### Rows

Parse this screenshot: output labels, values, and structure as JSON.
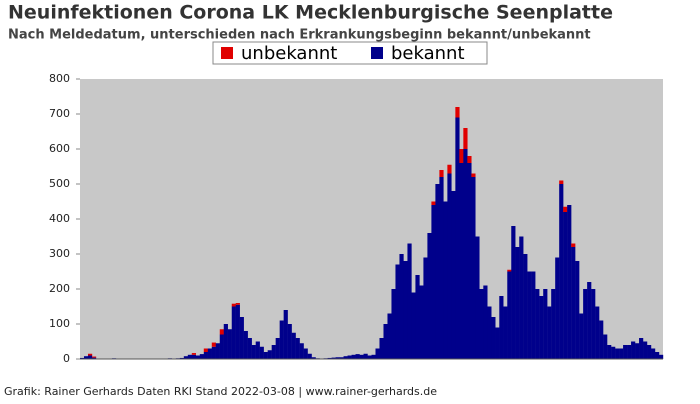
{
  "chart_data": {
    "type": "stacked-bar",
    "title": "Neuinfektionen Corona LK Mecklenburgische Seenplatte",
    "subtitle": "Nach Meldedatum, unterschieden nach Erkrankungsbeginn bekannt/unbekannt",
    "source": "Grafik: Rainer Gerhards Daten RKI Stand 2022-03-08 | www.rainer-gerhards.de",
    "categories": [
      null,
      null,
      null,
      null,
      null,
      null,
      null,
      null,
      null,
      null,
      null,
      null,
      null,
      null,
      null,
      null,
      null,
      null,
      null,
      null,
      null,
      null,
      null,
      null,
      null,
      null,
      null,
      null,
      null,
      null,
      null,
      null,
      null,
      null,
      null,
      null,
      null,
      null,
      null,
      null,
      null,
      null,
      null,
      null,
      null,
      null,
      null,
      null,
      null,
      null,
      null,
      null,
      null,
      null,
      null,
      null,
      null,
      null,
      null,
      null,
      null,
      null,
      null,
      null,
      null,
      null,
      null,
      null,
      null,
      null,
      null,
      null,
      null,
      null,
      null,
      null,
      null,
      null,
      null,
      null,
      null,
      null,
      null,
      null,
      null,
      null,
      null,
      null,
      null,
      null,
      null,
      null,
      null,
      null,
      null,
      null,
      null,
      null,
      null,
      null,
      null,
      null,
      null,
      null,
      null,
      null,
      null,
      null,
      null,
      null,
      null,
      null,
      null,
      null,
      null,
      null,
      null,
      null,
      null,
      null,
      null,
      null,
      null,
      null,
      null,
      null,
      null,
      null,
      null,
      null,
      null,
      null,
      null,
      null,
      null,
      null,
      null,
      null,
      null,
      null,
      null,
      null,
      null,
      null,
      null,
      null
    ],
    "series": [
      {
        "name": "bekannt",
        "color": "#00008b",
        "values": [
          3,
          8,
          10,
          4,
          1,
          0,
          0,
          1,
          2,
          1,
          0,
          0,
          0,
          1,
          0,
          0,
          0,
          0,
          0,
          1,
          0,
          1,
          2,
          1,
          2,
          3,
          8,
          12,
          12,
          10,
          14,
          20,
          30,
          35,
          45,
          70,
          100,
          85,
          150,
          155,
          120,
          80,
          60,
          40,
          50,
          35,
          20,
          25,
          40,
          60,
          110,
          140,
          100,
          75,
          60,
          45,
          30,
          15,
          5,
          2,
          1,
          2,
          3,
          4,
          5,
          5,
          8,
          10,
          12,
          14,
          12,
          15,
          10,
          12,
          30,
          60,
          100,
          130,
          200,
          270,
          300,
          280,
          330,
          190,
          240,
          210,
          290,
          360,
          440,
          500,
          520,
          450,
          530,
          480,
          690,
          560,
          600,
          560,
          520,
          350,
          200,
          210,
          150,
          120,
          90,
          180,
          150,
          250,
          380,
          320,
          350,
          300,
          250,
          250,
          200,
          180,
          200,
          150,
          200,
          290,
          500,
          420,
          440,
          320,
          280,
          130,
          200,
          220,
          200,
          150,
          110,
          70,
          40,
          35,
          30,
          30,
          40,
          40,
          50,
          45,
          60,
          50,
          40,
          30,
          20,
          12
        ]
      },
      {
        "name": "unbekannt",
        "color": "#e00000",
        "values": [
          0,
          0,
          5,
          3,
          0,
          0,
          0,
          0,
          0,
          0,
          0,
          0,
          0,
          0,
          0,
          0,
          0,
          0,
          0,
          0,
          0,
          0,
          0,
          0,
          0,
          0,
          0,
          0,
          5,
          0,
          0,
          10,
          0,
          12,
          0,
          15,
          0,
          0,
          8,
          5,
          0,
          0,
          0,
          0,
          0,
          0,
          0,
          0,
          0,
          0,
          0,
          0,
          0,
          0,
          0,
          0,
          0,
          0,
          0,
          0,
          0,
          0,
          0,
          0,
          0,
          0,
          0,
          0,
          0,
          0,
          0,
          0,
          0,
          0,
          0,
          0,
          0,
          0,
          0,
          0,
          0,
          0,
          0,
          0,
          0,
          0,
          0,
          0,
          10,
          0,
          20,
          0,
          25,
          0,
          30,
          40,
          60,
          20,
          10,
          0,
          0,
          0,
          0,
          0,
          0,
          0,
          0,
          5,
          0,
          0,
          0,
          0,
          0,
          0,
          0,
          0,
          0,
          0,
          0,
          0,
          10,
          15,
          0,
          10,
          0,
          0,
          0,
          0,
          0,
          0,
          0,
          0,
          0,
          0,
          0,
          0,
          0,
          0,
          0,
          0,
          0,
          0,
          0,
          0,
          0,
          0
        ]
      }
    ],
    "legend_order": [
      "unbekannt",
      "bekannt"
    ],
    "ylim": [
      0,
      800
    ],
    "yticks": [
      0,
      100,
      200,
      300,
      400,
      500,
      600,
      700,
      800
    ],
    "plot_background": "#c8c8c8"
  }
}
--
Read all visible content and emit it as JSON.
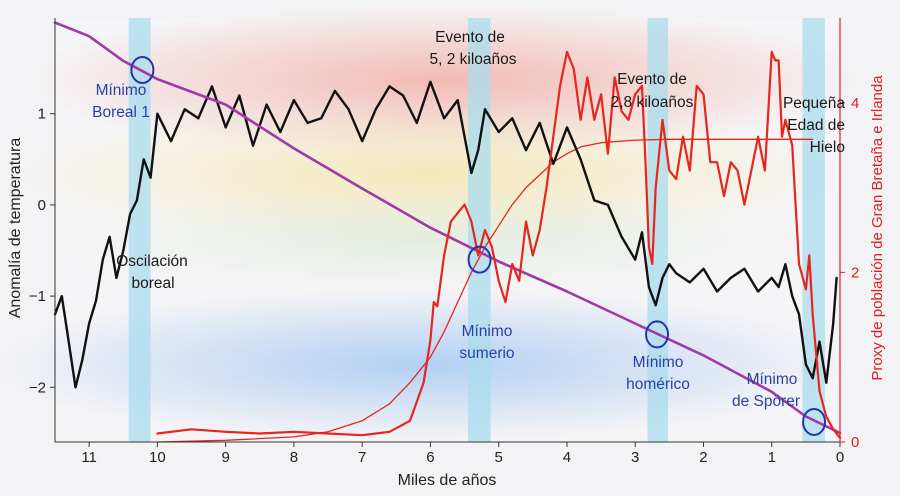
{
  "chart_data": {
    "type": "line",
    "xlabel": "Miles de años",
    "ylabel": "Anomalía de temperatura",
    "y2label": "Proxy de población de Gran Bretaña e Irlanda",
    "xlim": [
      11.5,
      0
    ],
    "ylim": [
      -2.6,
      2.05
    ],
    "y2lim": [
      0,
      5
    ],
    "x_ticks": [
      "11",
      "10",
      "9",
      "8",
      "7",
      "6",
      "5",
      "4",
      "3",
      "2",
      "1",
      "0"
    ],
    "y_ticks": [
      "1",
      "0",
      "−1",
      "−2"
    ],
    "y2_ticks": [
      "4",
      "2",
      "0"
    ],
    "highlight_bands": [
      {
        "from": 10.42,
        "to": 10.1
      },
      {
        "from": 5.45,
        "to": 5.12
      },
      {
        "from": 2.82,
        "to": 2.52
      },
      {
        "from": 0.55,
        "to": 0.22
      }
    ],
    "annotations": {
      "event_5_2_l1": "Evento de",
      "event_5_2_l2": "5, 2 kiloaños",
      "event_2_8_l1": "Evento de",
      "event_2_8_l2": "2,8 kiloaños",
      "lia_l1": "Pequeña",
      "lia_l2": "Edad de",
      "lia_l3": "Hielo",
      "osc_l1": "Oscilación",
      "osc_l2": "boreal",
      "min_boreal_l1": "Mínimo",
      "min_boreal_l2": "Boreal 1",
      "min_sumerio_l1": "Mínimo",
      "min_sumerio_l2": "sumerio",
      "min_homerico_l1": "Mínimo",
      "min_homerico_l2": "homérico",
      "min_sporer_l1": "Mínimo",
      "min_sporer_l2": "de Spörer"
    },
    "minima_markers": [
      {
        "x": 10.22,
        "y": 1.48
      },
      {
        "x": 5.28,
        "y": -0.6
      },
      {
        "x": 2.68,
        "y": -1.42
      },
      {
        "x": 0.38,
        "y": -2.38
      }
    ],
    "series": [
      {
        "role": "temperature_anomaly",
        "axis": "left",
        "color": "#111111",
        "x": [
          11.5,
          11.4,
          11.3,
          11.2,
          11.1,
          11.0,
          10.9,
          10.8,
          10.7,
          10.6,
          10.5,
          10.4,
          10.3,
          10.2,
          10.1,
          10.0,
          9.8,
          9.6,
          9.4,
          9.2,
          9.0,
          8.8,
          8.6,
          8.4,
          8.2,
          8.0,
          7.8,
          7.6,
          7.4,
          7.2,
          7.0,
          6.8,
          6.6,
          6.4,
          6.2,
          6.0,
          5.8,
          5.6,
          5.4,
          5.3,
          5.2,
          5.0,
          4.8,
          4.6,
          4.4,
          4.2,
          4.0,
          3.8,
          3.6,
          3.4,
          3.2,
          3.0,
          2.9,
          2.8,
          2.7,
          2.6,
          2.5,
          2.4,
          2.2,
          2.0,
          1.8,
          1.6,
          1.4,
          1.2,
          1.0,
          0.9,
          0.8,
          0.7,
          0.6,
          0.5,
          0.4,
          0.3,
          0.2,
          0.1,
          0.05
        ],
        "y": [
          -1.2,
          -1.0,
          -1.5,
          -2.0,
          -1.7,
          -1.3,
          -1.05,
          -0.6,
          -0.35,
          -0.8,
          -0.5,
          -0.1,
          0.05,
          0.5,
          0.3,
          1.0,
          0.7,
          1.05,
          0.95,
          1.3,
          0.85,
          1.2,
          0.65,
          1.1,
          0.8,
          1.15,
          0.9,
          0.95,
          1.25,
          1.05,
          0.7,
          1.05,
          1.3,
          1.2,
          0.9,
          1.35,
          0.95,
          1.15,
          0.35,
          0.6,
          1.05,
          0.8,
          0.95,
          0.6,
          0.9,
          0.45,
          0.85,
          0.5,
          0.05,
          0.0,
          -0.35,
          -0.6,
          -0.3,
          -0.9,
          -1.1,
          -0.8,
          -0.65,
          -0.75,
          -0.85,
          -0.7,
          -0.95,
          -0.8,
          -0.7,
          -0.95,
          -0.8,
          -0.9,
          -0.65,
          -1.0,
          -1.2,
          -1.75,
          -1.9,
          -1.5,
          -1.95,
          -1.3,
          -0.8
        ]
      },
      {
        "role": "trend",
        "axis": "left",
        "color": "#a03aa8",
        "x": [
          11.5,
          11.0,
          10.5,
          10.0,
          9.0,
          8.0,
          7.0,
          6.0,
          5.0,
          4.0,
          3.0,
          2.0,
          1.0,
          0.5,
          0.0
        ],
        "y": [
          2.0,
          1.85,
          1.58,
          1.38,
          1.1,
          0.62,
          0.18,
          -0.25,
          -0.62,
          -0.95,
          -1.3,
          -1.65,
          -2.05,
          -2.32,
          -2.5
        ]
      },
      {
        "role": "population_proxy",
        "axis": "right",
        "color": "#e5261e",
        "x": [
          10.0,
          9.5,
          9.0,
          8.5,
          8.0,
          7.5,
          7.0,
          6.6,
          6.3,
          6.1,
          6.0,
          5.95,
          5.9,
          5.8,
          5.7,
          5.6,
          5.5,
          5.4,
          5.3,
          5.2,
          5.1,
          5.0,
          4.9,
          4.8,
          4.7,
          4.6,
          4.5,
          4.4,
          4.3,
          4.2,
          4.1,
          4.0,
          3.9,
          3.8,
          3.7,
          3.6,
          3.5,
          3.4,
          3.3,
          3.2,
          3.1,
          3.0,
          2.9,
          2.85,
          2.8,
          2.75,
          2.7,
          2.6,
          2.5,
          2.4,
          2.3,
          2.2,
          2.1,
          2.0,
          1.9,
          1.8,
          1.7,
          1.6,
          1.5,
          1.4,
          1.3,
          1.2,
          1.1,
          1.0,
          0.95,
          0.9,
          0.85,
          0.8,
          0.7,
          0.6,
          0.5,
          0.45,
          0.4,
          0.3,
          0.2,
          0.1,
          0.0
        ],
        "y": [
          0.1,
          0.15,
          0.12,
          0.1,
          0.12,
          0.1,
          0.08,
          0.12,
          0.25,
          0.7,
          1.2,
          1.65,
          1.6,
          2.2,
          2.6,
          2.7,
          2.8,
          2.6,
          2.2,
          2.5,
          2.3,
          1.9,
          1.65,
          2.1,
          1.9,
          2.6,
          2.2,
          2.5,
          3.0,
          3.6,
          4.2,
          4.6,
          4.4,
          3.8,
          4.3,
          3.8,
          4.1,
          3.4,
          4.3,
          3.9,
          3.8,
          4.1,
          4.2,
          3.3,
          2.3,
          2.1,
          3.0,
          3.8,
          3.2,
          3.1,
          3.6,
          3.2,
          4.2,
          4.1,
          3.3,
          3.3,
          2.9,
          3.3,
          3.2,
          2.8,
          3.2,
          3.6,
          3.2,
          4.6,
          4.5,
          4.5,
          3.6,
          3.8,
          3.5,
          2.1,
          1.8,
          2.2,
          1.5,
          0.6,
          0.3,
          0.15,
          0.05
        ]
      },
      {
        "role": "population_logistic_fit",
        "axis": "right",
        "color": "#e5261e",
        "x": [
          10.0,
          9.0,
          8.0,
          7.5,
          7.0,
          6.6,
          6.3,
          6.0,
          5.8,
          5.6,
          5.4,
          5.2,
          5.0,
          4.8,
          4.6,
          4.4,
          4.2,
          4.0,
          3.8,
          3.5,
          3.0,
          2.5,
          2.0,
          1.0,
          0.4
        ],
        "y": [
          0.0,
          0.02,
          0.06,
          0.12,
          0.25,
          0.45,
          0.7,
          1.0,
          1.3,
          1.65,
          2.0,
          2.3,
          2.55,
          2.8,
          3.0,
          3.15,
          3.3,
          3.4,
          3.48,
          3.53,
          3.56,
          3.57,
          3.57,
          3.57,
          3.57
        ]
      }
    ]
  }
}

### What needs to be done
Extract each line holding the word "kiloaños" from the records.

### Exercise result
      "event_5_2_l2": "5, 2 kiloaños",
      "event_2_8_l2": "2,8 kiloaños",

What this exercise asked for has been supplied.